::: Data excerpts :::
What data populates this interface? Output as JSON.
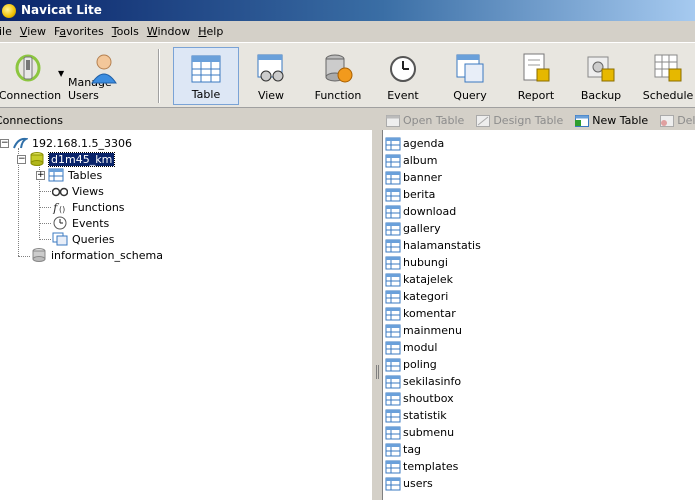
{
  "app": {
    "title": "Navicat Lite"
  },
  "menu": [
    {
      "label": "File",
      "accel": "F",
      "rest": "ile"
    },
    {
      "label": "View",
      "accel": "V",
      "rest": "iew"
    },
    {
      "label": "Favorites",
      "accel": "a",
      "pre": "F",
      "rest": "vorites"
    },
    {
      "label": "Tools",
      "accel": "T",
      "rest": "ools"
    },
    {
      "label": "Window",
      "accel": "W",
      "rest": "indow"
    },
    {
      "label": "Help",
      "accel": "H",
      "rest": "elp"
    }
  ],
  "toolbar": {
    "connection": "Connection",
    "manage_users": "Manage Users",
    "table": "Table",
    "view": "View",
    "function": "Function",
    "event": "Event",
    "query": "Query",
    "report": "Report",
    "backup": "Backup",
    "schedule": "Schedule"
  },
  "connections_header": "Connections",
  "object_toolbar": {
    "open_table": "Open Table",
    "design_table": "Design Table",
    "new_table": "New Table",
    "delete": "Delete"
  },
  "tree": {
    "connection": "192.168.1.5_3306",
    "database": "d1m45_km",
    "tables": "Tables",
    "views": "Views",
    "functions": "Functions",
    "events": "Events",
    "queries": "Queries",
    "other_db": "information_schema"
  },
  "tables": [
    "agenda",
    "album",
    "banner",
    "berita",
    "download",
    "gallery",
    "halamanstatis",
    "hubungi",
    "katajelek",
    "kategori",
    "komentar",
    "mainmenu",
    "modul",
    "poling",
    "sekilasinfo",
    "shoutbox",
    "statistik",
    "submenu",
    "tag",
    "templates",
    "users"
  ],
  "colors": {
    "title_start": "#0a246a",
    "selection": "#0a246a",
    "toolbar_active": "#dde7f5"
  }
}
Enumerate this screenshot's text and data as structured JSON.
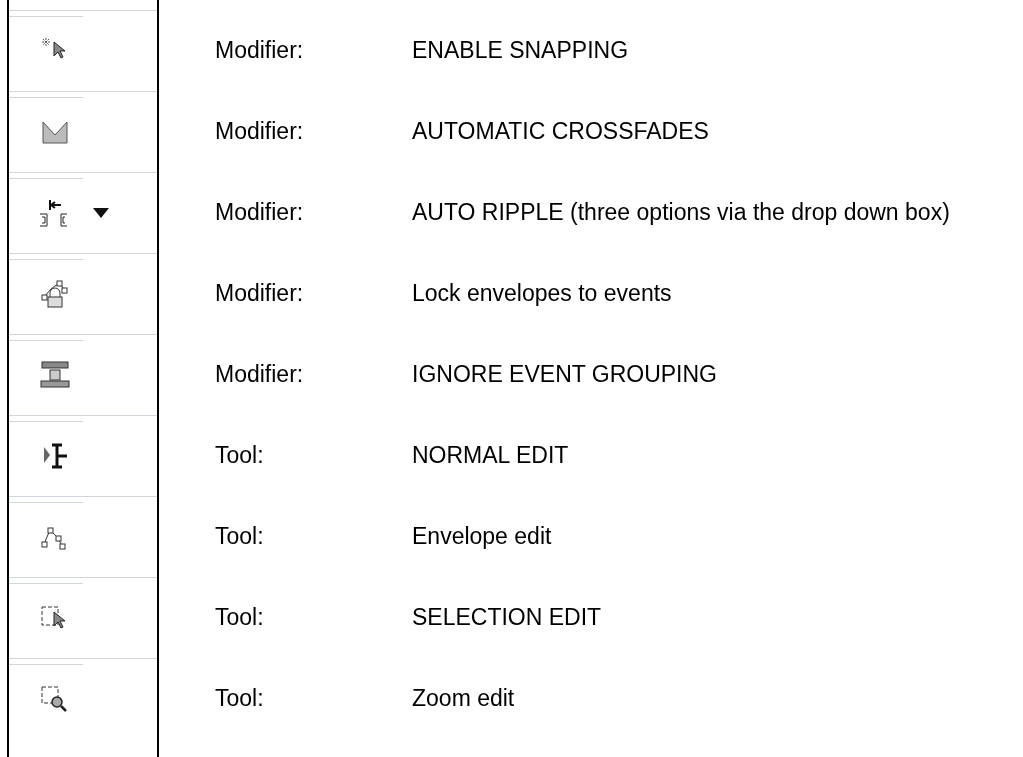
{
  "rows": [
    {
      "dropdown": false,
      "label": "Modifier:",
      "description": "ENABLE SNAPPING"
    },
    {
      "dropdown": false,
      "label": "Modifier:",
      "description": "AUTOMATIC CROSSFADES"
    },
    {
      "dropdown": true,
      "label": "Modifier:",
      "description": "AUTO RIPPLE (three options via the drop down box)"
    },
    {
      "dropdown": false,
      "label": "Modifier:",
      "description": "Lock envelopes to events"
    },
    {
      "dropdown": false,
      "label": "Modifier:",
      "description": "IGNORE EVENT GROUPING"
    },
    {
      "dropdown": false,
      "label": "Tool:",
      "description": "NORMAL EDIT"
    },
    {
      "dropdown": false,
      "label": "Tool:",
      "description": "Envelope edit"
    },
    {
      "dropdown": false,
      "label": "Tool:",
      "description": "SELECTION EDIT"
    },
    {
      "dropdown": false,
      "label": "Tool:",
      "description": "Zoom edit"
    }
  ]
}
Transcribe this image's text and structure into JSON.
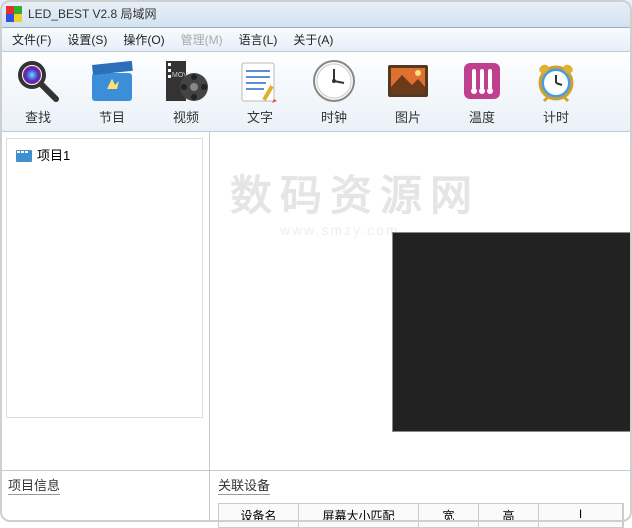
{
  "titlebar": {
    "app_title": "LED_BEST V2.8    局域网"
  },
  "menubar": {
    "file": "文件(F)",
    "settings": "设置(S)",
    "operation": "操作(O)",
    "manage": "管理(M)",
    "language": "语言(L)",
    "about": "关于(A)"
  },
  "toolbar": {
    "search": "查找",
    "program": "节目",
    "video": "视频",
    "text": "文字",
    "clock": "时钟",
    "image": "图片",
    "temperature": "温度",
    "timer": "计时"
  },
  "tree": {
    "item1": "项目1"
  },
  "bottom": {
    "project_info": "项目信息",
    "related_devices": "关联设备",
    "th_name": "设备名",
    "th_match": "屏幕大小匹配",
    "th_w": "宽",
    "th_h": "高"
  },
  "watermark": {
    "main": "数码资源网",
    "sub": "www.smzy.com"
  }
}
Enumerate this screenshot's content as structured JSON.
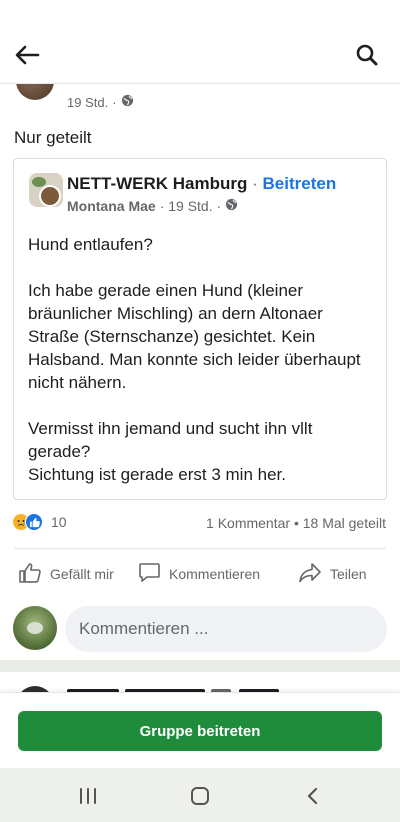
{
  "header": {
    "back_icon": "arrow-left-icon",
    "search_icon": "search-icon"
  },
  "sharer": {
    "time": "19 Std.",
    "privacy_icon": "globe-icon",
    "shared_text": "Nur geteilt"
  },
  "shared_post": {
    "group_name": "NETT-WERK Hamburg",
    "separator": "·",
    "join_label": "Beitreten",
    "author": "Montana Mae",
    "time": "· 19 Std. ·",
    "privacy_icon": "globe-icon",
    "body": [
      "Hund entlaufen?",
      "",
      "Ich habe gerade einen Hund (kleiner bräunlicher Mischling) an dern Altonaer Straße (Sternschanze) gesichtet. Kein Halsband. Man konnte sich leider überhaupt nicht nähern.",
      "",
      "Vermisst ihn jemand und sucht ihn vllt gerade?",
      "Sichtung ist gerade erst 3 min her."
    ]
  },
  "reactions": {
    "count": "10",
    "stats": "1 Kommentar • 18 Mal geteilt"
  },
  "actions": {
    "like": "Gefällt mir",
    "comment": "Kommentieren",
    "share": "Teilen"
  },
  "comment_box": {
    "placeholder": "Kommentieren ..."
  },
  "join_bar": {
    "button": "Gruppe beitreten"
  },
  "system_nav": {
    "recents_icon": "recents-icon",
    "home_icon": "home-icon",
    "back_icon": "back-chevron-icon"
  },
  "colors": {
    "accent_blue": "#1b74e4",
    "join_green": "#1f8c3b"
  }
}
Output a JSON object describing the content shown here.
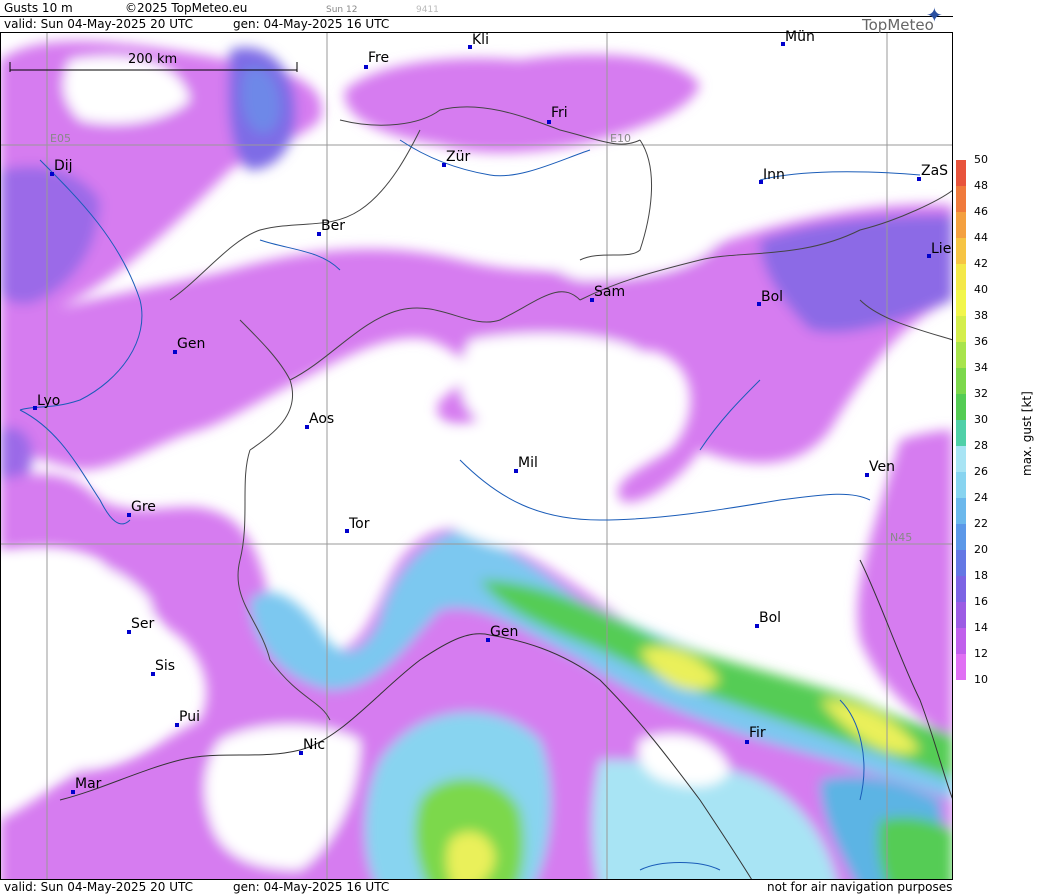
:::
Keep the pictures out of the copy and return the rest of the data above exactly.

What data populates this interface? Output as JSON.
{
  "app": {
    "title": "Navicat Lite"
  },
  "menu": [
    {
      "label": "File",
      "accel": "F",
      "rest": "ile"
    },
    {
      "label": "View",
      "accel": "V",
      "rest": "iew"
    },
    {
      "label": "Favorites",
      "accel": "a",
      "pre": "F",
      "rest": "vorites"
    },
    {
      "label": "Tools",
      "accel": "T",
      "rest": "ools"
    },
    {
      "label": "Window",
      "accel": "W",
      "rest": "indow"
    },
    {
      "label": "Help",
      "accel": "H",
      "rest": "elp"
    }
  ],
  "toolbar": {
    "connection": "Connection",
    "manage_users": "Manage Users",
    "table": "Table",
    "view": "View",
    "function": "Function",
    "event": "Event",
    "query": "Query",
    "report": "Report",
    "backup": "Backup",
    "schedule": "Schedule"
  },
  "connections_header": "Connections",
  "object_toolbar": {
    "open_table": "Open Table",
    "design_table": "Design Table",
    "new_table": "New Table",
    "delete": "Delete"
  },
  "tree": {
    "connection": "192.168.1.5_3306",
    "database": "d1m45_km",
    "tables": "Tables",
    "views": "Views",
    "functions": "Functions",
    "events": "Events",
    "queries": "Queries",
    "other_db": "information_schema"
  },
  "tables": [
    "agenda",
    "album",
    "banner",
    "berita",
    "download",
    "gallery",
    "halamanstatis",
    "hubungi",
    "katajelek",
    "kategori",
    "komentar",
    "mainmenu",
    "modul",
    "poling",
    "sekilasinfo",
    "shoutbox",
    "statistik",
    "submenu",
    "tag",
    "templates",
    "users"
  ],
  "colors": {
    "title_start": "#0a246a",
    "selection": "#0a246a",
    "toolbar_active": "#dde7f5"
  }
}
Enumerate this screenshot's text and data as structured JSON.
{
  "rows": [
    {
      "dropdown": false,
      "label": "Modifier:",
      "description": "ENABLE SNAPPING"
    },
    {
      "dropdown": false,
      "label": "Modifier:",
      "description": "AUTOMATIC CROSSFADES"
    },
    {
      "dropdown": true,
      "label": "Modifier:",
      "description": "AUTO RIPPLE (three options via the drop down box)"
    },
    {
      "dropdown": false,
      "label": "Modifier:",
      "description": "Lock envelopes to events"
    },
    {
      "dropdown": false,
      "label": "Modifier:",
      "description": "IGNORE EVENT GROUPING"
    },
    {
      "dropdown": false,
      "label": "Tool:",
      "description": "NORMAL EDIT"
    },
    {
      "dropdown": false,
      "label": "Tool:",
      "description": "Envelope edit"
    },
    {
      "dropdown": false,
      "label": "Tool:",
      "description": "SELECTION EDIT"
    },
    {
      "dropdown": false,
      "label": "Tool:",
      "description": "Zoom edit"
    }
  ]
}
Transcribe this image's text and structure into JSON.
{
  "titlebar": {
    "app_title": "LED_BEST V2.8    局域网"
  },
  "menubar": {
    "file": "文件(F)",
    "settings": "设置(S)",
    "operation": "操作(O)",
    "manage": "管理(M)",
    "language": "语言(L)",
    "about": "关于(A)"
  },
  "toolbar": {
    "search": "查找",
    "program": "节目",
    "video": "视频",
    "text": "文字",
    "clock": "时钟",
    "image": "图片",
    "temperature": "温度",
    "timer": "计时"
  },
  "tree": {
    "item1": "项目1"
  },
  "bottom": {
    "project_info": "项目信息",
    "related_devices": "关联设备",
    "th_name": "设备名",
    "th_match": "屏幕大小匹配",
    "th_w": "宽",
    "th_h": "高"
  },
  "watermark": {
    "main": "数码资源网",
    "sub": "www.smzy.com"
  }
}
Enumerate this screenshot's content as structured JSON.
{
  "header": {
    "back_icon": "arrow-left-icon",
    "search_icon": "search-icon"
  },
  "sharer": {
    "time": "19 Std.",
    "privacy_icon": "globe-icon",
    "shared_text": "Nur geteilt"
  },
  "shared_post": {
    "group_name": "NETT-WERK Hamburg",
    "separator": "·",
    "join_label": "Beitreten",
    "author": "Montana Mae",
    "time": "· 19 Std. ·",
    "privacy_icon": "globe-icon",
    "body": [
      "Hund entlaufen?",
      "",
      "Ich habe gerade einen Hund (kleiner bräunlicher Mischling) an dern Altonaer Straße (Sternschanze) gesichtet. Kein Halsband. Man konnte sich leider überhaupt nicht nähern.",
      "",
      "Vermisst ihn jemand und sucht ihn vllt gerade?",
      "Sichtung ist gerade erst 3 min her."
    ]
  },
  "reactions": {
    "count": "10",
    "stats": "1 Kommentar • 18 Mal geteilt"
  },
  "actions": {
    "like": "Gefällt mir",
    "comment": "Kommentieren",
    "share": "Teilen"
  },
  "comment_box": {
    "placeholder": "Kommentieren ..."
  },
  "join_bar": {
    "button": "Gruppe beitreten"
  },
  "system_nav": {
    "recents_icon": "recents-icon",
    "home_icon": "home-icon",
    "back_icon": "back-chevron-icon"
  },
  "colors": {
    "accent_blue": "#1b74e4",
    "join_green": "#1f8c3b"
  }
}
Output a JSON object describing the content shown here.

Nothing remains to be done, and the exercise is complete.